>> START Stored rows

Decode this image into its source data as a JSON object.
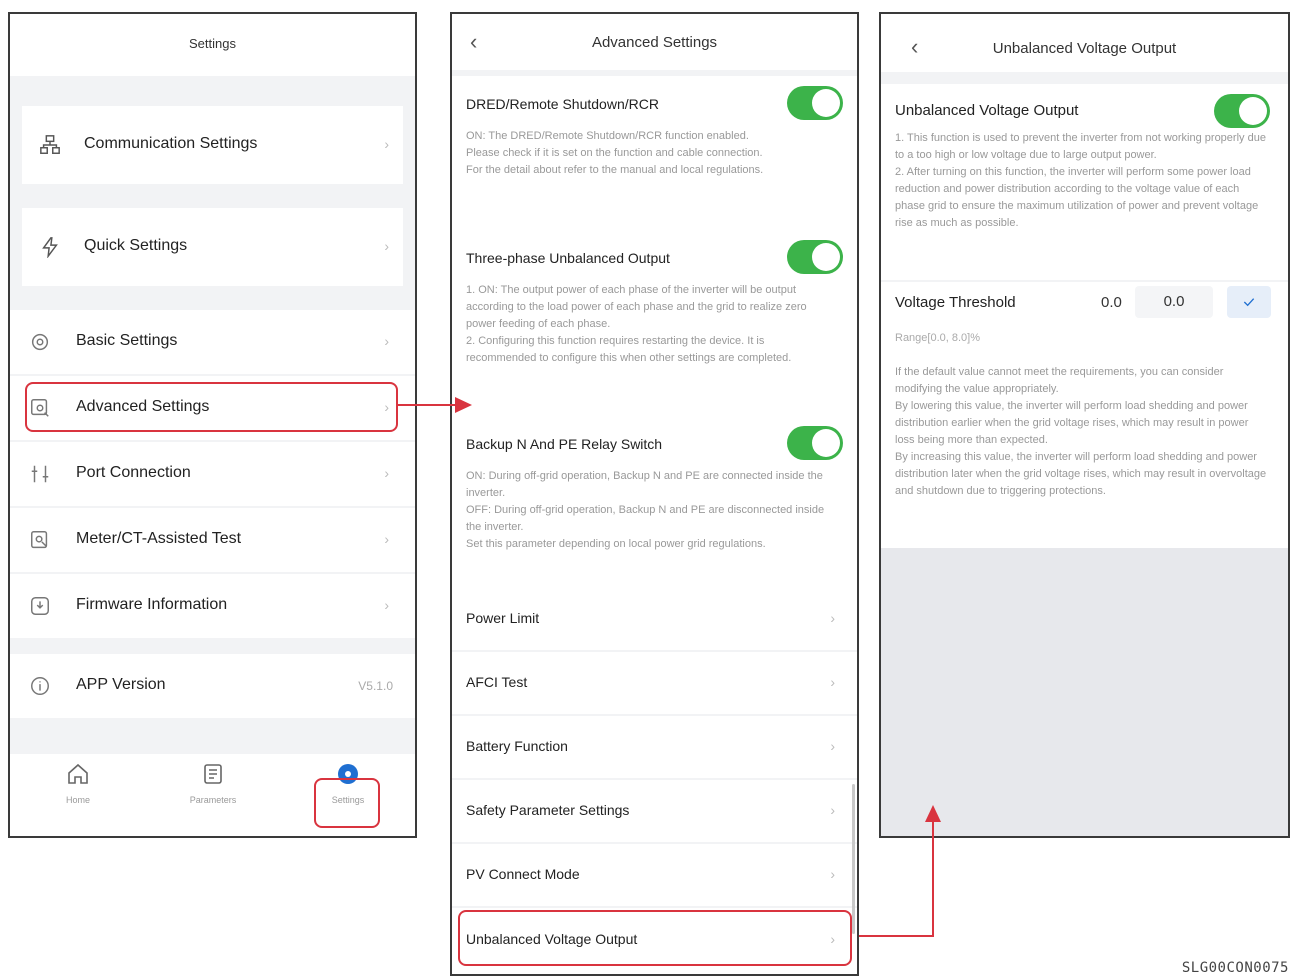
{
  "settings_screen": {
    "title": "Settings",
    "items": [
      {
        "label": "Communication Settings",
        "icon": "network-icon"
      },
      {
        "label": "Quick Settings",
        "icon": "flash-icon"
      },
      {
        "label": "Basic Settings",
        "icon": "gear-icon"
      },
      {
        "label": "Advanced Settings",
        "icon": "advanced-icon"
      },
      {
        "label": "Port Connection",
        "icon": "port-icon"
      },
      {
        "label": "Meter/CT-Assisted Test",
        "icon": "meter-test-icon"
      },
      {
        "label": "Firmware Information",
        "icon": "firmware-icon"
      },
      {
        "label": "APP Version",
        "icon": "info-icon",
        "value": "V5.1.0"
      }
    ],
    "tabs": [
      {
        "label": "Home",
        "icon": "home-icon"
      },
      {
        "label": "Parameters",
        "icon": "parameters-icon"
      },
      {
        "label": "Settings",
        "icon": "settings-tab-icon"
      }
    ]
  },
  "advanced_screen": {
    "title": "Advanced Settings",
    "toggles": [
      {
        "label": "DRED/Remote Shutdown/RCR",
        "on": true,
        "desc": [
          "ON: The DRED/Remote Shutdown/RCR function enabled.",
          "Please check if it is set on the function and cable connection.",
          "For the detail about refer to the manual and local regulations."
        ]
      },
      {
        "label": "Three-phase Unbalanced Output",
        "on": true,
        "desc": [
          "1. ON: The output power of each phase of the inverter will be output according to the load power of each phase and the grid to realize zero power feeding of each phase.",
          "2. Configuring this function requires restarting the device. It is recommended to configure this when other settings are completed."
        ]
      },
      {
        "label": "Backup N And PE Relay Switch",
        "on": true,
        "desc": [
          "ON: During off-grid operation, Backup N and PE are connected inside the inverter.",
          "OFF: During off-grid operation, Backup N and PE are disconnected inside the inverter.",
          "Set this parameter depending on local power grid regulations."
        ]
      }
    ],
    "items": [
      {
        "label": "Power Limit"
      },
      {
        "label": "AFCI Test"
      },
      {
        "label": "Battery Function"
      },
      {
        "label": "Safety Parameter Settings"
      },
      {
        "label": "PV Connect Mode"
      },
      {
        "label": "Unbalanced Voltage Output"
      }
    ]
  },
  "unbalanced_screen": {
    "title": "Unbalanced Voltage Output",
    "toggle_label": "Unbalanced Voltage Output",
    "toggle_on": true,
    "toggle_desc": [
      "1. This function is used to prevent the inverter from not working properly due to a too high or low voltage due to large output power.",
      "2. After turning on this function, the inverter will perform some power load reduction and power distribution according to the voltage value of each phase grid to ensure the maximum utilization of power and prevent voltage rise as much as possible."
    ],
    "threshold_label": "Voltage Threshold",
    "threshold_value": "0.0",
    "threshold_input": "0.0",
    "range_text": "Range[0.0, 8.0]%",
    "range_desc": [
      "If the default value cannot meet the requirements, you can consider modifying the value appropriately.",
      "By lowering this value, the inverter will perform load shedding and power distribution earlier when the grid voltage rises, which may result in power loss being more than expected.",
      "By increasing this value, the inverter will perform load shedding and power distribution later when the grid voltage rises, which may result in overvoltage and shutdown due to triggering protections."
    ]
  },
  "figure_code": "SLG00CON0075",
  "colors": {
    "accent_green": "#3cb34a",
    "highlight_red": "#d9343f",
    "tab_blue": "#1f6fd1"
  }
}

>> END Stored rows

■ **Set task**: Check each line above for the string "when" and show the ones that have it.

■ **Task result**:
          "2. Configuring this function requires restarting the device. It is recommended to configure this when other settings are completed."
      "By lowering this value, the inverter will perform load shedding and power distribution earlier when the grid voltage rises, which may result in power loss being more than expected.",
      "By increasing this value, the inverter will perform load shedding and power distribution later when the grid voltage rises, which may result in overvoltage and shutdown due to triggering protections."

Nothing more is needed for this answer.